- **Problem description**
Using the records that follow, copy every line containing the word "title".

=-=-=-=-=

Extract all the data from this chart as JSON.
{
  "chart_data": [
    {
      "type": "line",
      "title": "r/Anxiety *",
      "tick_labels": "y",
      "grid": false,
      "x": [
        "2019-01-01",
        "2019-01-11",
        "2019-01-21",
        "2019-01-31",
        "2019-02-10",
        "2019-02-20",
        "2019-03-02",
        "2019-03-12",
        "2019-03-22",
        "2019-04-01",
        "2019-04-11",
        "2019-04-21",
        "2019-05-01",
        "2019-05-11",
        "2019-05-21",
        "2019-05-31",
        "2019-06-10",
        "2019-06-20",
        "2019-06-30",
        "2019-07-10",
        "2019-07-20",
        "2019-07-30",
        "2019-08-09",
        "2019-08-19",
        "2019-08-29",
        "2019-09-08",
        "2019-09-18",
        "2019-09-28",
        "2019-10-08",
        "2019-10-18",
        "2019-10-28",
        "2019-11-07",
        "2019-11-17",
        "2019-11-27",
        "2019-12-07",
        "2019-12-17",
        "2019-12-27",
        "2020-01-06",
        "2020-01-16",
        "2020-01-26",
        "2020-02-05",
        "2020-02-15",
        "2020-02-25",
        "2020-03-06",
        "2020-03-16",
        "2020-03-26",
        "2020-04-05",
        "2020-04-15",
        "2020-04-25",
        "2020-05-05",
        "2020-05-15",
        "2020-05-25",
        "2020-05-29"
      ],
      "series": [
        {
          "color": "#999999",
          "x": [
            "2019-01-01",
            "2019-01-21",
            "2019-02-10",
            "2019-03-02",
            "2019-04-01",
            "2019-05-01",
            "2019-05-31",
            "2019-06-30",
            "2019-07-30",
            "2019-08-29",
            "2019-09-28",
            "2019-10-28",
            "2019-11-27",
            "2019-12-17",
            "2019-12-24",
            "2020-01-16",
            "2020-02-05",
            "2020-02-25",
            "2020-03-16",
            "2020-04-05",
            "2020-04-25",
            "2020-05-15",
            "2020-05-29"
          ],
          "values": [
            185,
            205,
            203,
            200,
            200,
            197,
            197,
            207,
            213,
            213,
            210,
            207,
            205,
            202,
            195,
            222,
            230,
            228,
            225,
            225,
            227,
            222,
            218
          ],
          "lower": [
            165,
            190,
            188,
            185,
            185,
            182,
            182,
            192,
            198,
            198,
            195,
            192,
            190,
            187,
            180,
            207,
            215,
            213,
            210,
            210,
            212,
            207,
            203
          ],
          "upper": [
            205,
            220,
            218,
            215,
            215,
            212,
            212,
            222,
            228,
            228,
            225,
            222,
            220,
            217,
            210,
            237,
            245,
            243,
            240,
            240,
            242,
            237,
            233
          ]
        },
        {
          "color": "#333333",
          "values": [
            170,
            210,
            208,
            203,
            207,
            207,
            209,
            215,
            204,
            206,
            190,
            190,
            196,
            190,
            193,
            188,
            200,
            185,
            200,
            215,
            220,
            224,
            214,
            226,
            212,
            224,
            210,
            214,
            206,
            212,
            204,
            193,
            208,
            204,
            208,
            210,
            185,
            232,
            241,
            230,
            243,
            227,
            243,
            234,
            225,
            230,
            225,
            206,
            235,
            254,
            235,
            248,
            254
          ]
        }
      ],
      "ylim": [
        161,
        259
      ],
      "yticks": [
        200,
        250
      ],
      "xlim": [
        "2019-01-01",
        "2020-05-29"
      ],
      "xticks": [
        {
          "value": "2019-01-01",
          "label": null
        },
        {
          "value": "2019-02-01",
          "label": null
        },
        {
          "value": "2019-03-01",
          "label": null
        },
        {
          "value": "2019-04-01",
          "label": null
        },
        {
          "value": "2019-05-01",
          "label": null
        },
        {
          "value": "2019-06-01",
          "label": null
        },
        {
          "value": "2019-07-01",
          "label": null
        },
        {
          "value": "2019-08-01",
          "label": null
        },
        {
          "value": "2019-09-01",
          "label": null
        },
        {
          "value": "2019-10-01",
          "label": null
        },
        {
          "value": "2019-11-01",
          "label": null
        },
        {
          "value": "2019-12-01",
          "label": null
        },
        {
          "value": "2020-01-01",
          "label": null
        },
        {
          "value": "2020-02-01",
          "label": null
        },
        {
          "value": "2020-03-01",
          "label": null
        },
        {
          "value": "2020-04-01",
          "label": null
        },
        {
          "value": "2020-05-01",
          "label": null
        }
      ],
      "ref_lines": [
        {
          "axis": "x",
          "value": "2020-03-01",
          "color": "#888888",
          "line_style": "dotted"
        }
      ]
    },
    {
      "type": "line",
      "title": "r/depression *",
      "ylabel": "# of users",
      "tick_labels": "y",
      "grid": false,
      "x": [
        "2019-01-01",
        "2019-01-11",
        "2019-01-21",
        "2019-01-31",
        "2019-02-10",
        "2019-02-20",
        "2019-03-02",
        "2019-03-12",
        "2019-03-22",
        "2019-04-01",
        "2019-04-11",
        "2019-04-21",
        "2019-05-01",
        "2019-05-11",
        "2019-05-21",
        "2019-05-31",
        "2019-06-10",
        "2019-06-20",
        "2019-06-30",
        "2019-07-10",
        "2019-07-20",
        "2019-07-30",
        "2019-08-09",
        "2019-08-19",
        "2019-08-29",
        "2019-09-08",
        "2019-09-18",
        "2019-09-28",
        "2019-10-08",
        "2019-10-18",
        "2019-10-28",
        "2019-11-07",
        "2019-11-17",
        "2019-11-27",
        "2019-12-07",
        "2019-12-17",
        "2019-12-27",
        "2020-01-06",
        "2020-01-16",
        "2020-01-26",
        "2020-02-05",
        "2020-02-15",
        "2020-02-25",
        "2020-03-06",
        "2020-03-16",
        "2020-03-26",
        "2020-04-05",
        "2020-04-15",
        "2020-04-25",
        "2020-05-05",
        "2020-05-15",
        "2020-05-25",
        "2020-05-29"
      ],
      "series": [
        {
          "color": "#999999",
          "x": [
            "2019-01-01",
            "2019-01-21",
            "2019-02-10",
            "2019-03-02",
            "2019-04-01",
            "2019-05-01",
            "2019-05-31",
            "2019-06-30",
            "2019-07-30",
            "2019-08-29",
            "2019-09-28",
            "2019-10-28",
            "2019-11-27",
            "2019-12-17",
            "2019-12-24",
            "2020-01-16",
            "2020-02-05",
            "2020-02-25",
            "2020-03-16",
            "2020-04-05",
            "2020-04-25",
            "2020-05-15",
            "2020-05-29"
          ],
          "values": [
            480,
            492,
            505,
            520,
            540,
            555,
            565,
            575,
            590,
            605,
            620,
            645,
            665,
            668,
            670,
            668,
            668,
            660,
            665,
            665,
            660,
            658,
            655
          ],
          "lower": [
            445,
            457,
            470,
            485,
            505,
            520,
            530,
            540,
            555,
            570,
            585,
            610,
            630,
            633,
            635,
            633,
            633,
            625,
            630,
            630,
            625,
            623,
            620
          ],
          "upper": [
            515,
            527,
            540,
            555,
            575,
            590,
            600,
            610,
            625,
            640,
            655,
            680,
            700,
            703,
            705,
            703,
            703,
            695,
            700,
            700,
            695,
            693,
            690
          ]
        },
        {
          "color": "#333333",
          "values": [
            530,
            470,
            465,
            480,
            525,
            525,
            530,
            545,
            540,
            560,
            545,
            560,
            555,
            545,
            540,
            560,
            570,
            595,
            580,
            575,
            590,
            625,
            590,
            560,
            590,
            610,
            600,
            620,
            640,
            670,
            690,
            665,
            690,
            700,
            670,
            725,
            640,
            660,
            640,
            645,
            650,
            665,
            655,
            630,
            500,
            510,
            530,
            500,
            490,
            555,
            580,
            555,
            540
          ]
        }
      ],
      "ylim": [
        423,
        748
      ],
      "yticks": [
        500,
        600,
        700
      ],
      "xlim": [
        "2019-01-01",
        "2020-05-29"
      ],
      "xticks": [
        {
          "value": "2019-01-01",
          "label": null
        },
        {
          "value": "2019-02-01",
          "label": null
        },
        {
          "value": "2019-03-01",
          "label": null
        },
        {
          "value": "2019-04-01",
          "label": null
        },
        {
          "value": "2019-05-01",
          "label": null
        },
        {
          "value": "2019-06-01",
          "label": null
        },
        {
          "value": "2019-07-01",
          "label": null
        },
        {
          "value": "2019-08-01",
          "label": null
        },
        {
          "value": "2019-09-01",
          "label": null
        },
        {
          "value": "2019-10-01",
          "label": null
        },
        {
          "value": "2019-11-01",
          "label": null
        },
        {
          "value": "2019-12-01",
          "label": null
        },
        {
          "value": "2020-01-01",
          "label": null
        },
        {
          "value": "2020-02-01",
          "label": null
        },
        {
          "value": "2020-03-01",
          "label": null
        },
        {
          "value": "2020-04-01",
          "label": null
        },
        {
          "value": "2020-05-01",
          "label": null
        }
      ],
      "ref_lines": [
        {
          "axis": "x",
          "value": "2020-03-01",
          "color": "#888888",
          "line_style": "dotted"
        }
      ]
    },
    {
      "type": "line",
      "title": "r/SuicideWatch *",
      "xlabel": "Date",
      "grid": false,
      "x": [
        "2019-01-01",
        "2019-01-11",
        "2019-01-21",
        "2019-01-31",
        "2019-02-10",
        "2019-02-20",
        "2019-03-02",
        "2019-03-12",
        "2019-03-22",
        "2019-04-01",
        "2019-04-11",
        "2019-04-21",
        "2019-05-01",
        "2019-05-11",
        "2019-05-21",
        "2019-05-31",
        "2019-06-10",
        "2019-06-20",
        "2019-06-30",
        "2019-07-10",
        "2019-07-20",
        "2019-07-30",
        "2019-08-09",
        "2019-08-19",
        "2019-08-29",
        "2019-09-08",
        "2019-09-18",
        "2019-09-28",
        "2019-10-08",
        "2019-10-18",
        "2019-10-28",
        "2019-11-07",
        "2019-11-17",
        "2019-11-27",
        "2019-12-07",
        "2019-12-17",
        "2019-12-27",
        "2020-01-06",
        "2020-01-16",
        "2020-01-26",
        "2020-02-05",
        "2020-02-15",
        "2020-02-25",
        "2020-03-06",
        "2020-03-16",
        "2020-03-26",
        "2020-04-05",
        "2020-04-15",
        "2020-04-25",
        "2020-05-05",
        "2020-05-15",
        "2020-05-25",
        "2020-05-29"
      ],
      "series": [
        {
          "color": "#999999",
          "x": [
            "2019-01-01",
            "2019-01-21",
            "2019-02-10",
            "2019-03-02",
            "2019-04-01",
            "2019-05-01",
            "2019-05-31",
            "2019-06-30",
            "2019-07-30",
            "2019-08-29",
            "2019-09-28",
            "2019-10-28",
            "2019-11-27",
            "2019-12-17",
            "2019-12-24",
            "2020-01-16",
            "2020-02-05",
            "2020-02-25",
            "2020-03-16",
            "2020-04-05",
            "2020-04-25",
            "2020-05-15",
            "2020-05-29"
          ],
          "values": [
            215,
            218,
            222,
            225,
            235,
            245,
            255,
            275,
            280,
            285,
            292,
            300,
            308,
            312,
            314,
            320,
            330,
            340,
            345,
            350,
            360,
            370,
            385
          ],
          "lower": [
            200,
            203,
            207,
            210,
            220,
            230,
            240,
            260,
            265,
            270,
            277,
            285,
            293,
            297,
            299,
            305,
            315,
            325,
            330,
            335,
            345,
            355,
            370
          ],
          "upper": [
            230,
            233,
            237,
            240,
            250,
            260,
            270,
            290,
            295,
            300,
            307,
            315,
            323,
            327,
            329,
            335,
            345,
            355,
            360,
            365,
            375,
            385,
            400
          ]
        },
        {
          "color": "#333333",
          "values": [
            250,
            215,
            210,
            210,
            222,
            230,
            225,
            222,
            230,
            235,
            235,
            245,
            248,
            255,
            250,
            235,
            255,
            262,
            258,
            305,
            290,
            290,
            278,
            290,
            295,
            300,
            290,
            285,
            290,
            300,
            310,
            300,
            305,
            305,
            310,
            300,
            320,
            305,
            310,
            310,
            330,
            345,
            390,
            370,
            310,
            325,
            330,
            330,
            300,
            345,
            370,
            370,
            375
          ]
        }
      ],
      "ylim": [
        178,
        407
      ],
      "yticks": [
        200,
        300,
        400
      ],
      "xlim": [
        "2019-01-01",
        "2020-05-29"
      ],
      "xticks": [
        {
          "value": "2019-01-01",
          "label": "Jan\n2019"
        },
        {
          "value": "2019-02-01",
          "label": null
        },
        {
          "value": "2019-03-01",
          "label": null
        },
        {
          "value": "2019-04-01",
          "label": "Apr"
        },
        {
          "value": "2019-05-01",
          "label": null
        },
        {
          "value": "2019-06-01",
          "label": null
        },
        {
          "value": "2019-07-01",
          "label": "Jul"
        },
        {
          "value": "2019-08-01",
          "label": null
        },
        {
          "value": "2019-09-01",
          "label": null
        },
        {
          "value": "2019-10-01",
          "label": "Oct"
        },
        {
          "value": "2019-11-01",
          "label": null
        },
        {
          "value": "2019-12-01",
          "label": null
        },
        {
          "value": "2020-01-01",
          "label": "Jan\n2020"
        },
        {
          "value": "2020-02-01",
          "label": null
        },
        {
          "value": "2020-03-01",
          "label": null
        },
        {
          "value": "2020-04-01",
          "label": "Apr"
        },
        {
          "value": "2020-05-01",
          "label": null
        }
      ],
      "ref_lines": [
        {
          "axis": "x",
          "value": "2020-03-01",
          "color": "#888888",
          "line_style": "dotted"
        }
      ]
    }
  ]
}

=-=-=-=-=

- **Solution to this exercise**
      "title": "r/Anxiety *",
      "title": "r/depression *",
      "title": "r/SuicideWatch *",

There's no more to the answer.